» **Dataset excerpts**
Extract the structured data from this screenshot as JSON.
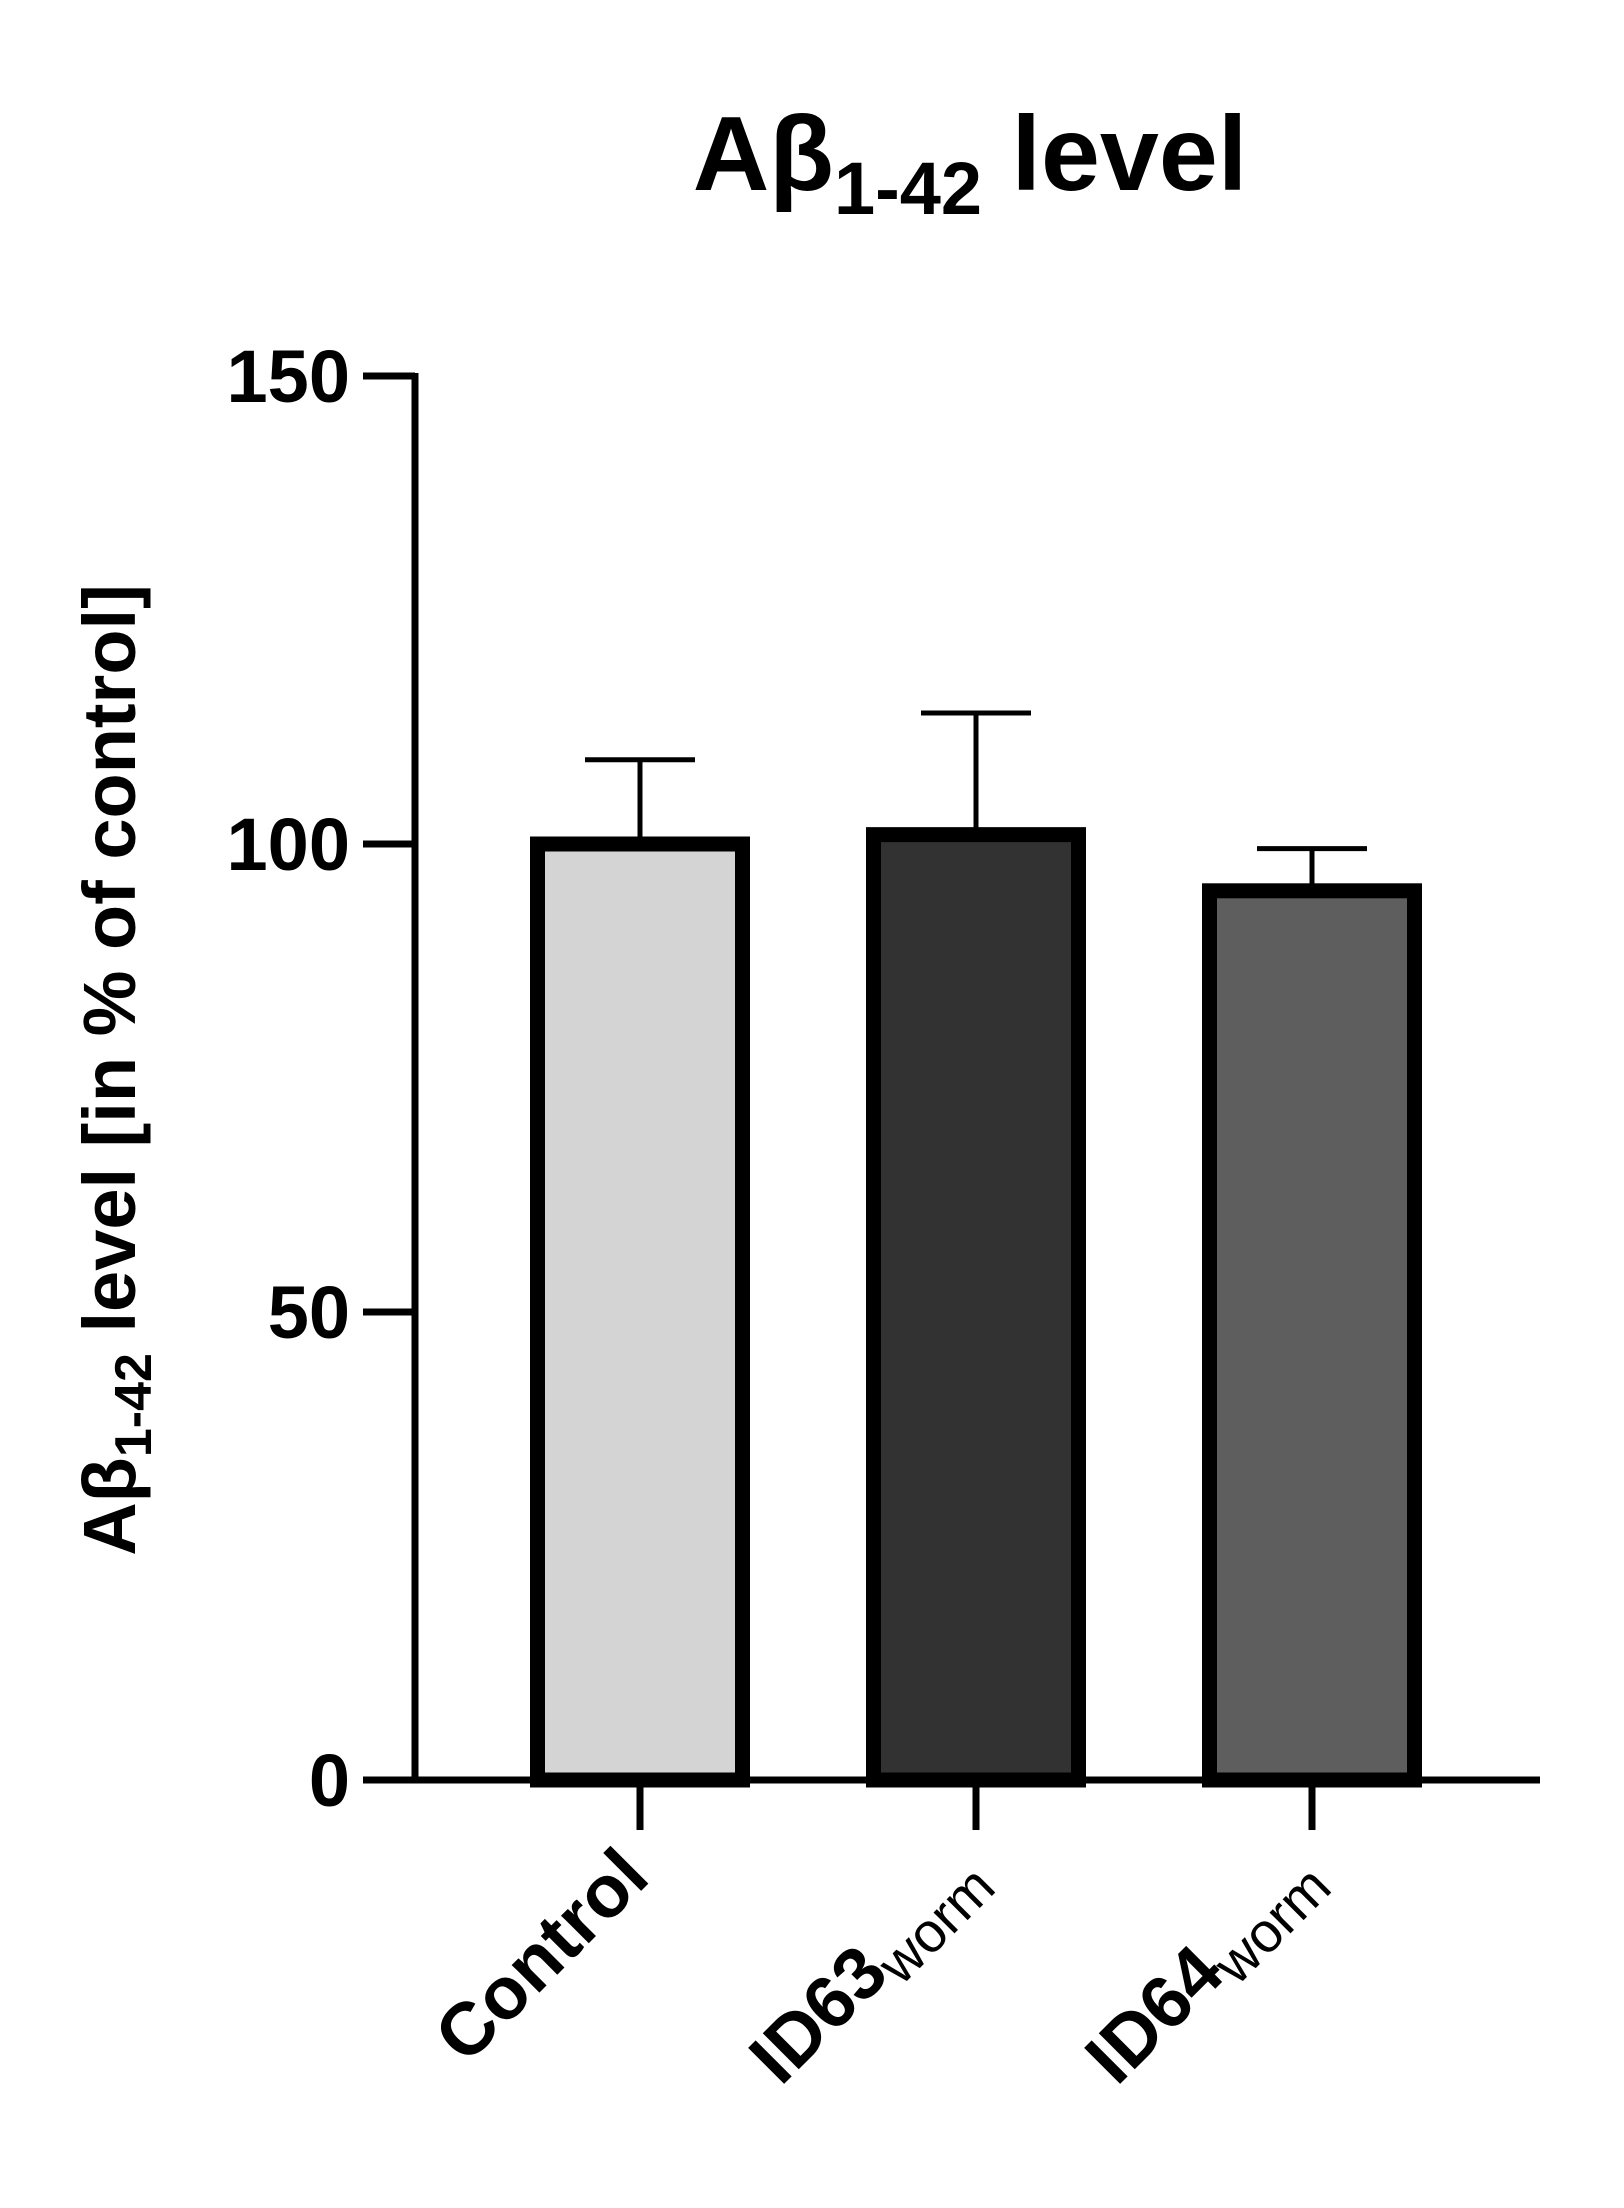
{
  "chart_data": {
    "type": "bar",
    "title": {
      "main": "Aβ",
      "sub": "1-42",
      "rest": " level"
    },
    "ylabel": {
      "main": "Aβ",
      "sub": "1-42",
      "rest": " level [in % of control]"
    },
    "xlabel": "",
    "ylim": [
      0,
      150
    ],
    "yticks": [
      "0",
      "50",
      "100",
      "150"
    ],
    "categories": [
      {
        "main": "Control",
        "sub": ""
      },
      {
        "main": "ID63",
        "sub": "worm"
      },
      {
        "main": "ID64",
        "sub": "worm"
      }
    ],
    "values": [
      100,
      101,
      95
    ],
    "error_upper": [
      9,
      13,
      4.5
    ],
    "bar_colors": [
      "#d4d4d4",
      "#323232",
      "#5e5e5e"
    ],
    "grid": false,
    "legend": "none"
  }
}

» **Short exercise**
Quote every entry exactly, with the pictures omitted.

» **Written response**
Extract the structured data from this screenshot as JSON.
{
  "chart_data": {
    "type": "bar",
    "title": {
      "main": "Aβ",
      "sub": "1-42",
      "rest": " level"
    },
    "ylabel": {
      "main": "Aβ",
      "sub": "1-42",
      "rest": " level [in % of control]"
    },
    "xlabel": "",
    "ylim": [
      0,
      150
    ],
    "yticks": [
      "0",
      "50",
      "100",
      "150"
    ],
    "categories": [
      {
        "main": "Control",
        "sub": ""
      },
      {
        "main": "ID63",
        "sub": "worm"
      },
      {
        "main": "ID64",
        "sub": "worm"
      }
    ],
    "values": [
      100,
      101,
      95
    ],
    "error_upper": [
      9,
      13,
      4.5
    ],
    "bar_colors": [
      "#d4d4d4",
      "#323232",
      "#5e5e5e"
    ],
    "grid": false,
    "legend": "none"
  }
}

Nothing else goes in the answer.